All of the records below need to be copied exactly.

Start of Data to process

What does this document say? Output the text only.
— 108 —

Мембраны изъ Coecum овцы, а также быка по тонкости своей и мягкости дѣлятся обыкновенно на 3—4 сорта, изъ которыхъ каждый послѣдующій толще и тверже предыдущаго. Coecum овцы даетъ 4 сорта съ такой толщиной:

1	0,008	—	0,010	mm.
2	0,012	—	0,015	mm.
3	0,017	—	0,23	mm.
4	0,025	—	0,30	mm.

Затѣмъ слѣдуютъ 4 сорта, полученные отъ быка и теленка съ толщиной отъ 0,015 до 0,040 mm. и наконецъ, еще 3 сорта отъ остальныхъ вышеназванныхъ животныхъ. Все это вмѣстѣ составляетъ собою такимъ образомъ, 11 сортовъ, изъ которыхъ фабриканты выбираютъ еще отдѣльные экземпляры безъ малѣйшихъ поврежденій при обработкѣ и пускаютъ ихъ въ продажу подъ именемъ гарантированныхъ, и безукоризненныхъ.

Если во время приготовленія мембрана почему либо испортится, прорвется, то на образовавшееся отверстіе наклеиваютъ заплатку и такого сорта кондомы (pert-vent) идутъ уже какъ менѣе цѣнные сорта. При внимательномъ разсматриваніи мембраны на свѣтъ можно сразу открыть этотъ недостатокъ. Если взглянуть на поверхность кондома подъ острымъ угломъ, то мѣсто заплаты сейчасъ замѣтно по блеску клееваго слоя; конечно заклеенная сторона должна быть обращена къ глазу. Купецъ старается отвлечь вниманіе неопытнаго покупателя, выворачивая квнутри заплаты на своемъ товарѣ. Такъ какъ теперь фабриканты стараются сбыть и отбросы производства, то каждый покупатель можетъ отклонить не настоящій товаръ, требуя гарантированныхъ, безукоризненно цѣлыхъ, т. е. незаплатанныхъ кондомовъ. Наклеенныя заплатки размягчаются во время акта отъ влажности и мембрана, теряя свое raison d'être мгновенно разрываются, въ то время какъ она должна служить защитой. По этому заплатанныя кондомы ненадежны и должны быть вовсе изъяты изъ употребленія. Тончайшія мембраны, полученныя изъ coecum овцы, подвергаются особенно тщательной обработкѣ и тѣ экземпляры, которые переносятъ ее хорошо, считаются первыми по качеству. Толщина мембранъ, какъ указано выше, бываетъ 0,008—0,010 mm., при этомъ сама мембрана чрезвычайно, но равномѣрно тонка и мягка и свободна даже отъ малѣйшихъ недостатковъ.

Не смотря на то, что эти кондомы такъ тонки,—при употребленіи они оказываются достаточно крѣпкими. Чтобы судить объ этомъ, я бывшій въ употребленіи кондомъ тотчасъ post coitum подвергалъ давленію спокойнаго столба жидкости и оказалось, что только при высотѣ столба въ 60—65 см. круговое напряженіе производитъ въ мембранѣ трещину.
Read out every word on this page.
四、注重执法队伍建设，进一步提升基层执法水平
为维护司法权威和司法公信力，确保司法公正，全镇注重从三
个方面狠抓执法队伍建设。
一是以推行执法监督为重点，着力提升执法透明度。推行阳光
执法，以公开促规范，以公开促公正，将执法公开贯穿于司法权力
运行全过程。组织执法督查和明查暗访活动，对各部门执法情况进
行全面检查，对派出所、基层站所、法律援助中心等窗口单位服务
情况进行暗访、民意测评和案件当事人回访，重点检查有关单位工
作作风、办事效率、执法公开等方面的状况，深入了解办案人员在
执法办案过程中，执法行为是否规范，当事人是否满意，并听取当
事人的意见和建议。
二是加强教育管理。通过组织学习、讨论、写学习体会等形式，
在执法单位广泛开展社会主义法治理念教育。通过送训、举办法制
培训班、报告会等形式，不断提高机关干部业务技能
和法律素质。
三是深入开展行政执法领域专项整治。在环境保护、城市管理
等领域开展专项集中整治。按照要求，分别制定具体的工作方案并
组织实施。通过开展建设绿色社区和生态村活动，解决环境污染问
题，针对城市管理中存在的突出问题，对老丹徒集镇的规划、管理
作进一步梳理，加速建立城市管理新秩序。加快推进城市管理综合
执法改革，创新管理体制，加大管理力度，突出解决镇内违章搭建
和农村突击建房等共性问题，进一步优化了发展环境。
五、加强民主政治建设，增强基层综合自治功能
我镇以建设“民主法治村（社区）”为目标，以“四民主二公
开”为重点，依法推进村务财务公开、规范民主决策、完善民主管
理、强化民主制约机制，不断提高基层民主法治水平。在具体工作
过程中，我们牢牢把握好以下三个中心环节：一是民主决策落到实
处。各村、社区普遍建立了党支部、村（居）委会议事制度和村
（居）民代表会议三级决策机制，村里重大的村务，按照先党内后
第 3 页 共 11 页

End of Data to process

> Written response:
What does this document say? Output the text only.
— 108 —

Мембраны изъ Coecum овцы, а также быка по тонкости своей и мягкости дѣлятся обыкновенно на 3—4 сорта, изъ которыхъ каждый послѣдующій толще и тверже предыдущаго. Coecum овцы даетъ 4 сорта съ такой толщиной:

1	0,008	—	0,010	mm.
2	0,012	—	0,015	mm.
3	0,017	—	0,23	mm.
4	0,025	—	0,30	mm.

Затѣмъ слѣдуютъ 4 сорта, полученные отъ быка и теленка съ толщиной отъ 0,015 до 0,040 mm. и наконецъ, еще 3 сорта отъ остальныхъ вышеназванныхъ животныхъ. Все это вмѣстѣ составляетъ собою такимъ образомъ, 11 сортовъ, изъ которыхъ фабриканты выбираютъ еще отдѣльные экземпляры безъ малѣйшихъ поврежденій при обработкѣ и пускаютъ ихъ въ продажу подъ именемъ гарантированныхъ, и безукоризненныхъ.

Если во время приготовленія мембрана почему либо испортится, прорвется, то на образовавшееся отверстіе наклеиваютъ заплатку и такого сорта кондомы (pert-vent) идутъ уже какъ менѣе цѣнные сорта. При внимательномъ разсматриваніи мембраны на свѣтъ можно сразу открыть этотъ недостатокъ. Если взглянуть на поверхность кондома подъ острымъ угломъ, то мѣсто заплаты сейчасъ замѣтно по блеску клееваго слоя; конечно заклеенная сторона должна быть обращена къ глазу. Купецъ старается отвлечь вниманіе неопытнаго покупателя, выворачивая квнутри заплаты на своемъ товарѣ. Такъ какъ теперь фабриканты стараются сбыть и отбросы производства, то каждый покупатель можетъ отклонить не настоящій товаръ, требуя гарантированныхъ, безукоризненно цѣлыхъ, т. е. незаплатанныхъ кондомовъ. Наклеенныя заплатки размягчаются во время акта отъ влажности и мембрана, теряя свое raison d'être мгновенно разрываются, въ то время какъ она должна служить защитой. По этому заплатанныя кондомы ненадежны и должны быть вовсе изъяты изъ употребленія. Тончайшія мембраны, полученныя изъ coecum овцы, подвергаются особенно тщательной обработкѣ и тѣ экземпляры, которые переносятъ ее хорошо, считаются первыми по качеству. Толщина мембранъ, какъ указано выше, бываетъ 0,008—0,010 mm., при этомъ сама мембрана чрезвычайно, но равномѣрно тонка и мягка и свободна даже отъ малѣйшихъ недостатковъ.

Не смотря на то, что эти кондомы такъ тонки,—при употребленіи они оказываются достаточно крѣпкими. Чтобы судить объ этомъ, я бывшій въ употребленіи кондомъ тотчасъ post coitum подвергалъ давленію спокойнаго столба жидкости и оказалось, что только при высотѣ столба въ 60—65 см. круговое напряженіе производитъ въ мембранѣ трещину.
Read out every word on this page.
四、注重执法队伍建设，进一步提升基层执法水平
为维护司法权威和司法公信力，确保司法公正，全镇注重从三
个方面狠抓执法队伍建设。
一是以推行执法监督为重点，着力提升执法透明度。推行阳光
执法，以公开促规范，以公开促公正，将执法公开贯穿于司法权力
运行全过程。组织执法督查和明查暗访活动，对各部门执法情况进
行全面检查，对派出所、基层站所、法律援助中心等窗口单位服务
情况进行暗访、民意测评和案件当事人回访，重点检查有关单位工
作作风、办事效率、执法公开等方面的状况，深入了解办案人员在
执法办案过程中，执法行为是否规范，当事人是否满意，并听取当
事人的意见和建议。
二是加强教育管理。通过组织学习、讨论、写学习体会等形式，
在执法单位广泛开展社会主义法治理念教育。通过送训、举办法制
培训班、报告会等形式，不断提高机关干部业务技能
和法律素质。
三是深入开展行政执法领域专项整治。在环境保护、城市管理
等领域开展专项集中整治。按照要求，分别制定具体的工作方案并
组织实施。通过开展建设绿色社区和生态村活动，解决环境污染问
题，针对城市管理中存在的突出问题，对老丹徒集镇的规划、管理
作进一步梳理，加速建立城市管理新秩序。加快推进城市管理综合
执法改革，创新管理体制，加大管理力度，突出解决镇内违章搭建
和农村突击建房等共性问题，进一步优化了发展环境。
五、加强民主政治建设，增强基层综合自治功能
我镇以建设“民主法治村（社区）”为目标，以“四民主二公
开”为重点，依法推进村务财务公开、规范民主决策、完善民主管
理、强化民主制约机制，不断提高基层民主法治水平。在具体工作
过程中，我们牢牢把握好以下三个中心环节：一是民主决策落到实
处。各村、社区普遍建立了党支部、村（居）委会议事制度和村
（居）民代表会议三级决策机制，村里重大的村务，按照先党内后
第 3 页 共 11 页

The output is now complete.